--- start of Provided text ---

Presenters: Roy Tennant, OCLC; Mike Beccaria, Paul Smith's College; Adam Traub, St. John Fisher College

Have you ever been stuck trying to figure out the alternate title of a publication, see when the online edition started, or looked into the peer-review status of journals for a department-wide project? xISSN is a Web Service available from OCLC to help with all of these situations and more.  Come hear how two different librarians from Paul Smith's College and St. John Fisher College created scripts, mash-ups and modules using xISSN to help manage the stream of serials data via machine-to-machine processing for their staff and users.

(2) Industry Initiatives - What You Need to Know

Presenter: Ross MacIntyre, Mimas, The University of Manchester

Professional societies worldwide have undertaken projects that can affect and inform NASIG members. There are numerous initiatives underway that have some effect on the serials industry, from production, purchase and provision, to consumption, usage analysis and archiving. This session would aim to provide a brief introduction to such developments , including some of those involving UKSG. Learn about their initiatives such as Project Transfer, Knowledge Bases and Related Tools (KBART), Journal Usage Factor, Publisher and Institutional Repository Usage Statistics (PIRUS) and JISC's Usage Statistics Portal project.

(3) Let the Patron Drive: Purchase on Demand of E-books

Presenters: Jonathan Nabe and Andrea Imre, Southern Illinois University

Southern Illinois University Carbondale initiated a Patron Driven Acquisition (PDA) program in the late fall of 2008. Via the MyiLibrary platform, the University community gained access to over 8000 titles from hundreds of publishers. This session will discuss the ins and outs and ups and downs associated with purchasing e-books on demand. We will discuss the plan from various viewpoints, including acquisition, cataloging, collection development and budgeting, and assessment. With over a year’s worth of data, we will detail results and provide analysis of user behavior and preferences, costs, subject coverage, staffing issues and workflow implications. Comparisons with print collection purchases and use during the same time period will be made.

(4) Licensing Electronic Journals through Non-Subscription-Agent "Go-Betweens"

Presenters: Betty Landesman, NIH; Pinar Erzin, Accucoms, Inc.

Conventional licensing wisdom says that libraries work either through subscription agents or directly with publishers.  There is in fact a middle way, where for-profit or not-for-profit organizations handle pricing inquiries, terms and conditions, and often customer service on behalf of multiple publishers.  And the libraries can work with one middleperson instead of many separate publisher contacts.  This session will describe the whys and hows of this novel form of outsourcing from the perspective of two such organizations, Accucoms and

(5) Like a Haven in the Shifting Economic Sands

Presenters: Melissa Beck and Valerie Bross, University of California, Los Angeles

Discussion of how the UC CONSER Funnel has used e-learning tools for training & community-building in lean economic times. What types of activities are supported by these tools? What are the lessons learned about organizing successful sessions? What are some of the pitfalls to avoid?

--- end of Provided text ---
--- start of Source material ---

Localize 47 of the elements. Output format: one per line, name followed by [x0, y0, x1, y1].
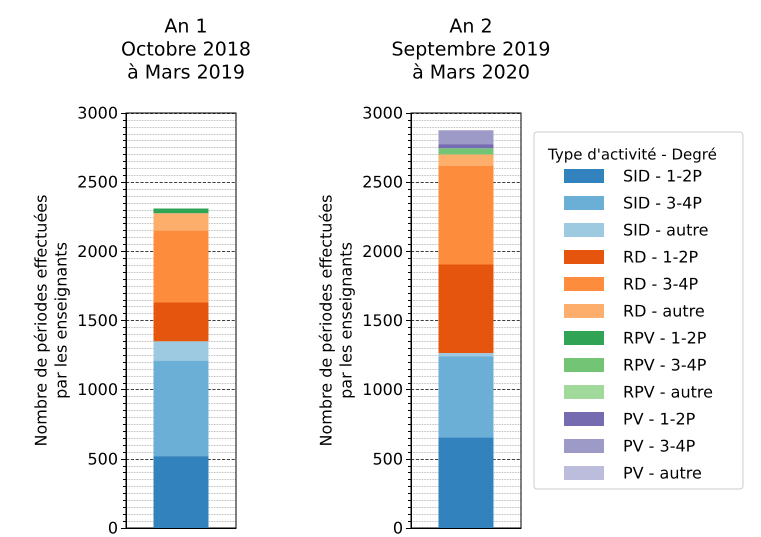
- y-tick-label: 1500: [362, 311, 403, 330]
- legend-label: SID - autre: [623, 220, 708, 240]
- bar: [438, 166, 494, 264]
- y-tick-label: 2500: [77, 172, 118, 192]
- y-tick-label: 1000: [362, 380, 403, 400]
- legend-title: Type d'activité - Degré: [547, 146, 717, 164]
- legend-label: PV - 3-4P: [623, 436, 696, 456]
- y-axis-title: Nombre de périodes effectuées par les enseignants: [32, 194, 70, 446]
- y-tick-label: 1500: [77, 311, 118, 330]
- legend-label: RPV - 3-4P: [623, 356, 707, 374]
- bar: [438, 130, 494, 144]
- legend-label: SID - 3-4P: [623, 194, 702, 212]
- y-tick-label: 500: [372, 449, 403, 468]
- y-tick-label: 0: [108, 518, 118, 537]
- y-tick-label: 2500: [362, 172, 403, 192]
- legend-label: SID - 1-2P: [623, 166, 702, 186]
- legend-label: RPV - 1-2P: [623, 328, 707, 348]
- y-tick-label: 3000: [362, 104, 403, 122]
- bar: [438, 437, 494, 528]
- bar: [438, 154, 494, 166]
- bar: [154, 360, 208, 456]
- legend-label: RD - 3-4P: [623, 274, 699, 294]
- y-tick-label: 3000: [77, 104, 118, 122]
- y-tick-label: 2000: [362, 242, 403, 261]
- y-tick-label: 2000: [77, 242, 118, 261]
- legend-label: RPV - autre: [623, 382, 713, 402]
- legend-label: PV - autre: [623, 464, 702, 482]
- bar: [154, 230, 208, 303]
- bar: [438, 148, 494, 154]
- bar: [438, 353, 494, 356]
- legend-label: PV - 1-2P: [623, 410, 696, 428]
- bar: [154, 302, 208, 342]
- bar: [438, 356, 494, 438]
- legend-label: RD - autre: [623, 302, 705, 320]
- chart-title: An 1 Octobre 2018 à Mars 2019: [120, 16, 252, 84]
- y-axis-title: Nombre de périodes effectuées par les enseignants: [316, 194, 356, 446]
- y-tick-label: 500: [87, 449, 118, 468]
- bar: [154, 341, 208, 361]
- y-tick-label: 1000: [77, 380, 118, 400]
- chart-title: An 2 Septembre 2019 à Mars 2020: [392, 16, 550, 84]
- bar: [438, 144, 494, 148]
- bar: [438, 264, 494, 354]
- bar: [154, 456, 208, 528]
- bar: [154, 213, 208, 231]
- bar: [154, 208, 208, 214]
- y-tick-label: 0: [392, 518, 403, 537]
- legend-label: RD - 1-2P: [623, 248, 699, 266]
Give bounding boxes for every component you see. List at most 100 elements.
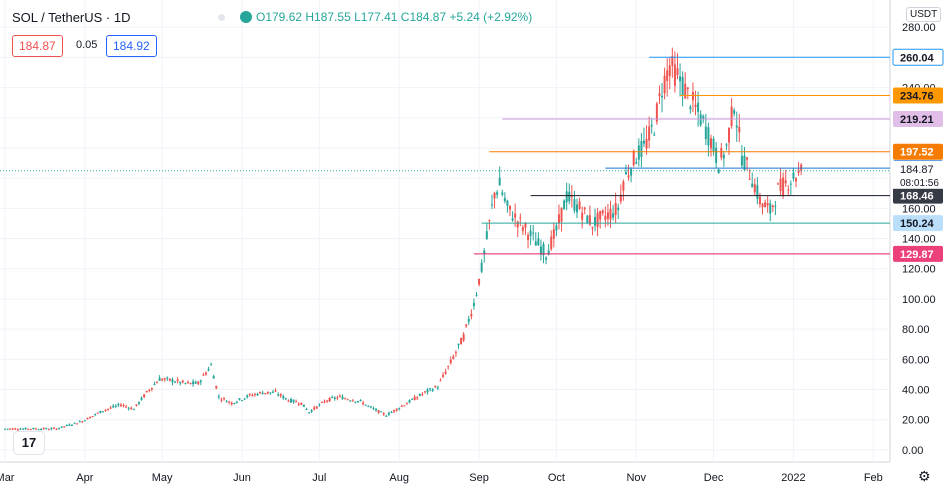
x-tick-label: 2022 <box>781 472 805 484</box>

--- end of Source material ---

Tasks to complete
A) Output the entries verbatim, beginning at the line that contains "- y-tick-label: 1500: [362, 311, 403, 330]" and stopping after the line that contains "- y-tick-label: 3000: [362, 104, 403, 122]".
B) Pick up the conference session listing from its last line and keep writing it.
The session listing and the entries come from separate, unrelated sources.

Answers to each task
A)
- y-tick-label: 1500: [362, 311, 403, 330]
- legend-label: SID - autre: [623, 220, 708, 240]
- bar: [438, 166, 494, 264]
- y-tick-label: 2500: [77, 172, 118, 192]
- y-tick-label: 1000: [362, 380, 403, 400]
- legend-title: Type d'activité - Degré: [547, 146, 717, 164]
- legend-label: PV - 3-4P: [623, 436, 696, 456]
- y-axis-title: Nombre de périodes effectuées par les enseignants: [32, 194, 70, 446]
- y-tick-label: 1500: [77, 311, 118, 330]
- legend-label: RPV - 3-4P: [623, 356, 707, 374]
- bar: [438, 130, 494, 144]
- legend-label: SID - 3-4P: [623, 194, 702, 212]
- y-tick-label: 500: [372, 449, 403, 468]
- y-tick-label: 0: [108, 518, 118, 537]
- y-tick-label: 2500: [362, 172, 403, 192]
- legend-label: SID - 1-2P: [623, 166, 702, 186]
- legend-label: RPV - 1-2P: [623, 328, 707, 348]
- y-tick-label: 3000: [362, 104, 403, 122]

B)
TACTICS C - Sunday, June 6, 9:00-10:00am

(1) Beyond Lists and Guides: Using Usability to Help Students Get the Most out of E-Resources

Presenters: Amy Fry, Bowling Green State University

Most libraries maintain A-Z lists, subject lists and detailed descriptions of their databases and ejournals, usually from metadata housed in ERMs, homegrown databases, or vendor knowledgebases. But do these lists and records really help our users find and choose the most appropriate resources for their research needs? What web design and development choices can we make to help users get the most out of our electronic collections? This presentation will report on background research and web usability testing carried out at Bowling Green State University in Ohio designed to find out how libraries can not just make better lists, but support how users really connect to e-resources. The presenter will provide an assessment of established best practices for the presentation of databases and ejournals on library websites, share the methodology and results of web usability testing conducted at BGSU in 2009-2010, and show the resulting web design changes made using BGSU’s instances of the Millennium ERM, LibGuides, CMS, and Serials Solutions.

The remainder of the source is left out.